**INSTRUCTIONS TO FOLLOW**
Report how many lines of the records below include the word "исключением". Give nothing but the number.

Stored data entries
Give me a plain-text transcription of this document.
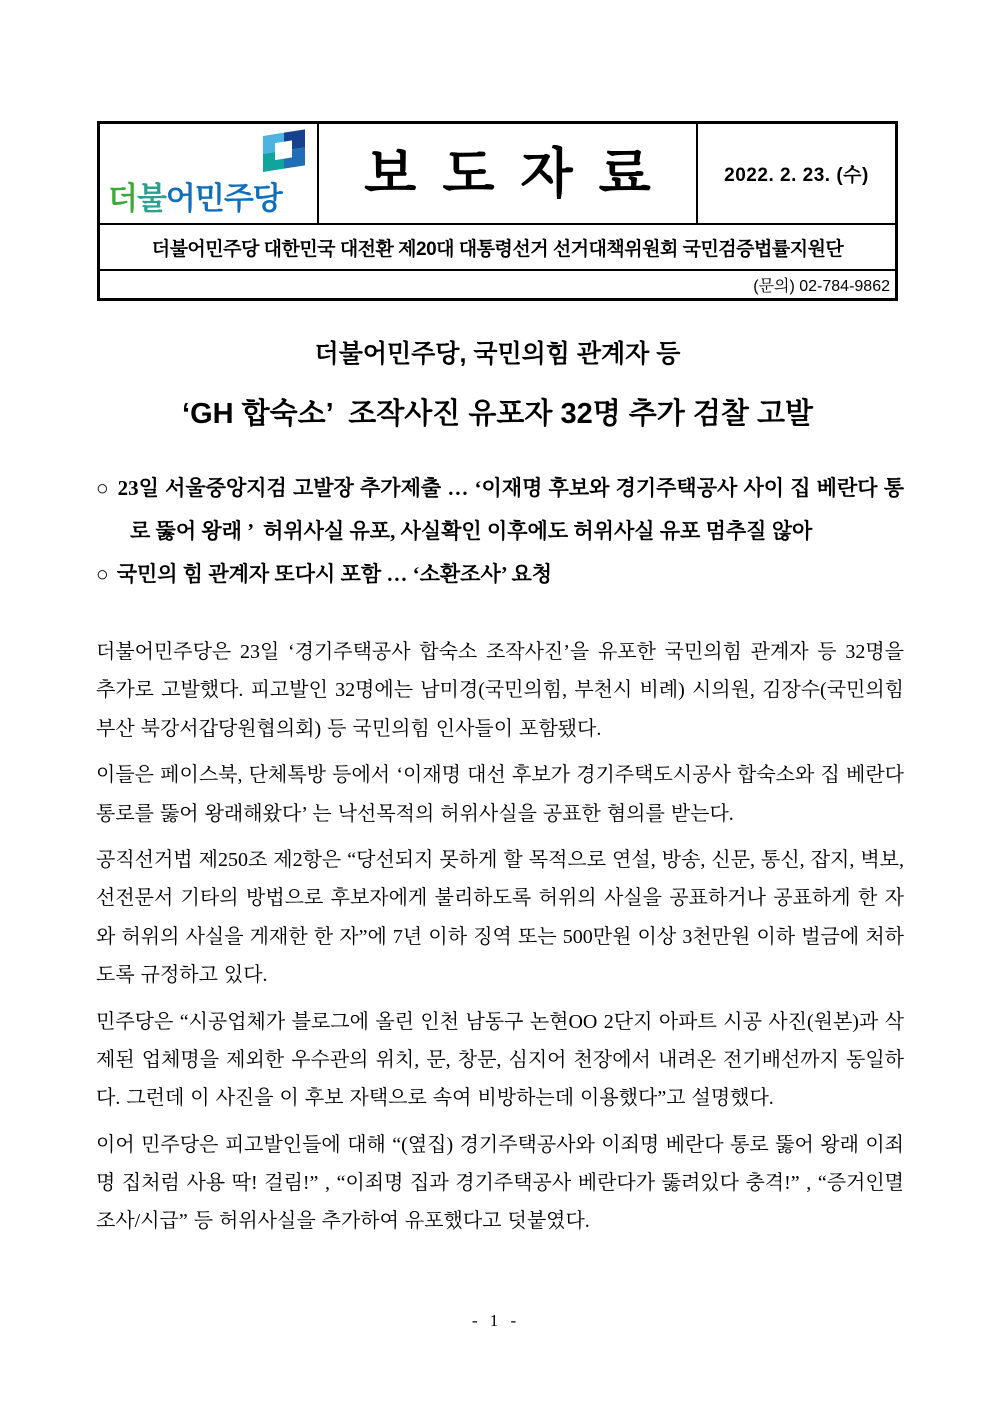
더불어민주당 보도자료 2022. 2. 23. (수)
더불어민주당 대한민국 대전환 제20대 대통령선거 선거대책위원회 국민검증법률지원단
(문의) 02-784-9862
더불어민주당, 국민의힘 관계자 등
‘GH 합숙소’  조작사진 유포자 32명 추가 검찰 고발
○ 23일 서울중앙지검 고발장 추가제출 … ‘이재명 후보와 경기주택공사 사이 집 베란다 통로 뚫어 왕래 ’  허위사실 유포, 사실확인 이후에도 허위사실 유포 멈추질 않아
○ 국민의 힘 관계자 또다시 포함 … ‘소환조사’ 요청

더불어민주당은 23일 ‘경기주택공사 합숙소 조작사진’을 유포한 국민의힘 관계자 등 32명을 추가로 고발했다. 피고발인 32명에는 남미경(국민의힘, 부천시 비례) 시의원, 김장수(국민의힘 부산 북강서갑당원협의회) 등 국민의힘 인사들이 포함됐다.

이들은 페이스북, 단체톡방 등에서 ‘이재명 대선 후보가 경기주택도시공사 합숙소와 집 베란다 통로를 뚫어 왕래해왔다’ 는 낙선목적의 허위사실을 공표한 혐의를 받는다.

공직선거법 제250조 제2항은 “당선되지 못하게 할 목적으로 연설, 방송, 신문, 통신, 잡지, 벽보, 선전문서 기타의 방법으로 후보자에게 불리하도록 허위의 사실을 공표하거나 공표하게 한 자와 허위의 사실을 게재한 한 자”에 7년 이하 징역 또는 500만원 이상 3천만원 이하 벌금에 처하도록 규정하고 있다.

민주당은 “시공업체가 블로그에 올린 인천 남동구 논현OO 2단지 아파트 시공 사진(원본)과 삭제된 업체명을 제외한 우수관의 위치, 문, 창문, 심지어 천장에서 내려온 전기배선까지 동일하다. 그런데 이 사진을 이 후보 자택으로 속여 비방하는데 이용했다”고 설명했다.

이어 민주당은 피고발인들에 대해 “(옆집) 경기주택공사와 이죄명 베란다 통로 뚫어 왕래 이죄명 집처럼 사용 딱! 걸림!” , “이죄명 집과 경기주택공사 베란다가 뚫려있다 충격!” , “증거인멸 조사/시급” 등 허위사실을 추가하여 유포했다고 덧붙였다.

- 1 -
...
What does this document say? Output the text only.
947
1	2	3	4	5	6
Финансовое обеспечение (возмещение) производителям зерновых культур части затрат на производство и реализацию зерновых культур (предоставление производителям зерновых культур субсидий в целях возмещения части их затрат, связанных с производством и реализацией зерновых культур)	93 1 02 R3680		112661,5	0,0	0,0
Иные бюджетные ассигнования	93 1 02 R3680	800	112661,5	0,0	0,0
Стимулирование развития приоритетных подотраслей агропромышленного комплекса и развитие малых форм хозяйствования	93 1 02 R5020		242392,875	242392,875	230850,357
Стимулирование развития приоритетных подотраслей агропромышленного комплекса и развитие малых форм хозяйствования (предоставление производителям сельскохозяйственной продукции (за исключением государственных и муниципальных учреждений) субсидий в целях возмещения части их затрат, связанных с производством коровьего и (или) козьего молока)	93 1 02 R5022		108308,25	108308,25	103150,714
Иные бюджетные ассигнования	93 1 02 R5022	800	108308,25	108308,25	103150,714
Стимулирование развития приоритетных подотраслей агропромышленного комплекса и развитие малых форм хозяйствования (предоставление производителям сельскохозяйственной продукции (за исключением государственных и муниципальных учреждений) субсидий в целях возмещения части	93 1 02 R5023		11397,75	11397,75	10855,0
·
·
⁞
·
...
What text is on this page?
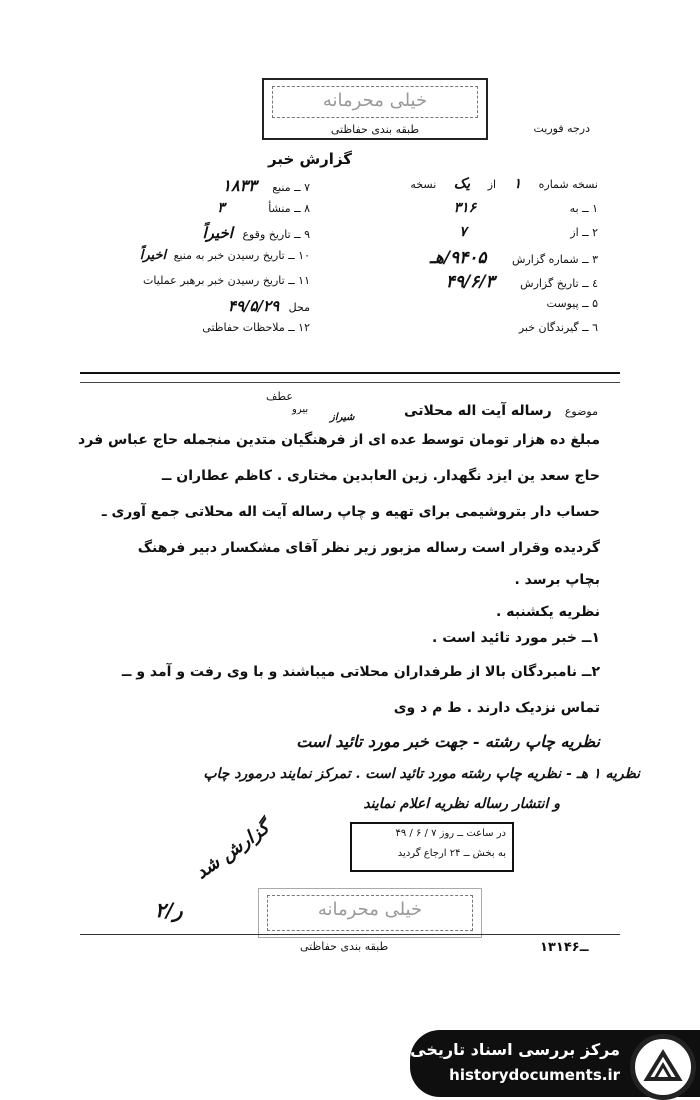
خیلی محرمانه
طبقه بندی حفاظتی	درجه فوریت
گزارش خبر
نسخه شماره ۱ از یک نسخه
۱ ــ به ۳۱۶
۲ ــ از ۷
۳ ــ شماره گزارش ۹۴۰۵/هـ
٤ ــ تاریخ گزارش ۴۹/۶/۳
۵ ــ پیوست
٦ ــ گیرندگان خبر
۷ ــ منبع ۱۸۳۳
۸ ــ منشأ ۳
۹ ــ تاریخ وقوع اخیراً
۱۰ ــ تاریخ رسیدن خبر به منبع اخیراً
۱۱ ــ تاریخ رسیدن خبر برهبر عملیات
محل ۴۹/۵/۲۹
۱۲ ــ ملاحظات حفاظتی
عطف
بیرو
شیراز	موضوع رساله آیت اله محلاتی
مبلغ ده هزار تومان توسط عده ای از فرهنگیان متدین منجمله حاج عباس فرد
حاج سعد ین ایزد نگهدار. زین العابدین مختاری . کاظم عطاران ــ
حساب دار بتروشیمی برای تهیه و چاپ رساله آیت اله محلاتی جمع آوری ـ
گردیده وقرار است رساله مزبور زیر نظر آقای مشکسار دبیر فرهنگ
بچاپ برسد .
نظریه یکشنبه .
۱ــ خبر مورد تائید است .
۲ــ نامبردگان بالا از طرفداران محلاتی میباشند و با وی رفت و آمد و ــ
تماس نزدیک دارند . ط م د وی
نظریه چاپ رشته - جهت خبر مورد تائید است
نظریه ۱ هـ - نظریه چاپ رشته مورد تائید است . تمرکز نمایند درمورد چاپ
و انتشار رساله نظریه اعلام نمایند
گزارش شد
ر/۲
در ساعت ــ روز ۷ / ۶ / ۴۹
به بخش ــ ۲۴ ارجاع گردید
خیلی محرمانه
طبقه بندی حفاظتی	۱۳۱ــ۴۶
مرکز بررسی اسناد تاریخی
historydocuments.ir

**FINISHED EXERCISE**
2